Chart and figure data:
— START —
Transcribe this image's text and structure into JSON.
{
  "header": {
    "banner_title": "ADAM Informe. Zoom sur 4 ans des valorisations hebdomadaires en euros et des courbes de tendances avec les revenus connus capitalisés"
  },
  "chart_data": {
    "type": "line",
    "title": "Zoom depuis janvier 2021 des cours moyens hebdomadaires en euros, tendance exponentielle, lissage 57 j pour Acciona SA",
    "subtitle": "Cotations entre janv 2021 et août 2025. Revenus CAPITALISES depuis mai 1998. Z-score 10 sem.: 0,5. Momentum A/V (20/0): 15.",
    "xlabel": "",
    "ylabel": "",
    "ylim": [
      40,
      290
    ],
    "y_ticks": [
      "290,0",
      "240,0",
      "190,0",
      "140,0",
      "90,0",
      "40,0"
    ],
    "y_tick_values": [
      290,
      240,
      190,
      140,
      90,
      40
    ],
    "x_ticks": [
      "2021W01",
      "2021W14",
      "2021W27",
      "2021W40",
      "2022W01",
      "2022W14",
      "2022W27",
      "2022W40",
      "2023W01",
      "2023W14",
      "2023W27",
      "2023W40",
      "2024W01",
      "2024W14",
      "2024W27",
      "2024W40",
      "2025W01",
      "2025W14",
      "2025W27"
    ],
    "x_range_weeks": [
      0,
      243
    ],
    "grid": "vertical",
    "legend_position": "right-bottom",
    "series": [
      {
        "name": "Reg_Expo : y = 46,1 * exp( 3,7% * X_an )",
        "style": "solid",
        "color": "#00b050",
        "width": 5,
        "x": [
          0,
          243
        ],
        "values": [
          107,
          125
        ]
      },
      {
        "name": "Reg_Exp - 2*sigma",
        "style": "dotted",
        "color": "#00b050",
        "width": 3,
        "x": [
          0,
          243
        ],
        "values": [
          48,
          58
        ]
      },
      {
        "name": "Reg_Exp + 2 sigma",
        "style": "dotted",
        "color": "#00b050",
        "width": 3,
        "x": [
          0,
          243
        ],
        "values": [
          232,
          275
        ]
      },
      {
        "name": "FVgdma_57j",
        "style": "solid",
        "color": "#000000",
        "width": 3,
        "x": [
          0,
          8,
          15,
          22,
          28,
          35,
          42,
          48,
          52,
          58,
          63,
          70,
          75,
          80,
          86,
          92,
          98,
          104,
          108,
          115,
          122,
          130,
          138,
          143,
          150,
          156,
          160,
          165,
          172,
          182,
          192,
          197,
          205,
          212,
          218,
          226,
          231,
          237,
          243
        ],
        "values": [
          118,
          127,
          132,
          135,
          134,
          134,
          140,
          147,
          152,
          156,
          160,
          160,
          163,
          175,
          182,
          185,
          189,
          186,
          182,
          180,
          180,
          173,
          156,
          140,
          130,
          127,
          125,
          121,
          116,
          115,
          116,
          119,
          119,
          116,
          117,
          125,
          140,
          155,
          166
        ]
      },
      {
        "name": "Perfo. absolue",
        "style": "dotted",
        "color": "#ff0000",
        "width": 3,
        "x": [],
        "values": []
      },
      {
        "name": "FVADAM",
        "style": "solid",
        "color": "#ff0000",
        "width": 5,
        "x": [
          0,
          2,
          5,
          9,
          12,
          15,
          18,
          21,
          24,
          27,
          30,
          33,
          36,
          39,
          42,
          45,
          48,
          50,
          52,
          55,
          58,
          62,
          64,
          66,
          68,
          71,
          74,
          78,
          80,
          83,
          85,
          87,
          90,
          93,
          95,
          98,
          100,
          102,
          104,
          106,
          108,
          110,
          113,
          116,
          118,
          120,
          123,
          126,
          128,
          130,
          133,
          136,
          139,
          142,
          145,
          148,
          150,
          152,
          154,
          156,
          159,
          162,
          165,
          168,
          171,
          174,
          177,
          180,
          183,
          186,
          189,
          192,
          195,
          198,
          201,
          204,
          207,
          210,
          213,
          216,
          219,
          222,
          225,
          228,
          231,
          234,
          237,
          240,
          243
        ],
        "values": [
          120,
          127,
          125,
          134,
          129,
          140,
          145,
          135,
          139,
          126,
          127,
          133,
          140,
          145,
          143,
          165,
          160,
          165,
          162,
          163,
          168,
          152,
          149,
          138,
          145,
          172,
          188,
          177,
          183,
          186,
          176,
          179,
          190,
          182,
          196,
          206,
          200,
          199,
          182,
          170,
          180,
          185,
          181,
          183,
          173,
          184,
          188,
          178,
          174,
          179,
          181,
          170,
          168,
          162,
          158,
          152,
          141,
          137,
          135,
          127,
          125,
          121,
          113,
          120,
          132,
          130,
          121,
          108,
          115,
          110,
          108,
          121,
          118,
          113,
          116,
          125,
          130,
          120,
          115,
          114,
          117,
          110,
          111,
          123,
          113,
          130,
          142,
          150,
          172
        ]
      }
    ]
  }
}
— END —
» **DIRECTIONS**:
Using the entries above, tally how many lines have the word "sigma" in them; write the number and nothing more.

» **COMPLETE RESPONSE**:
2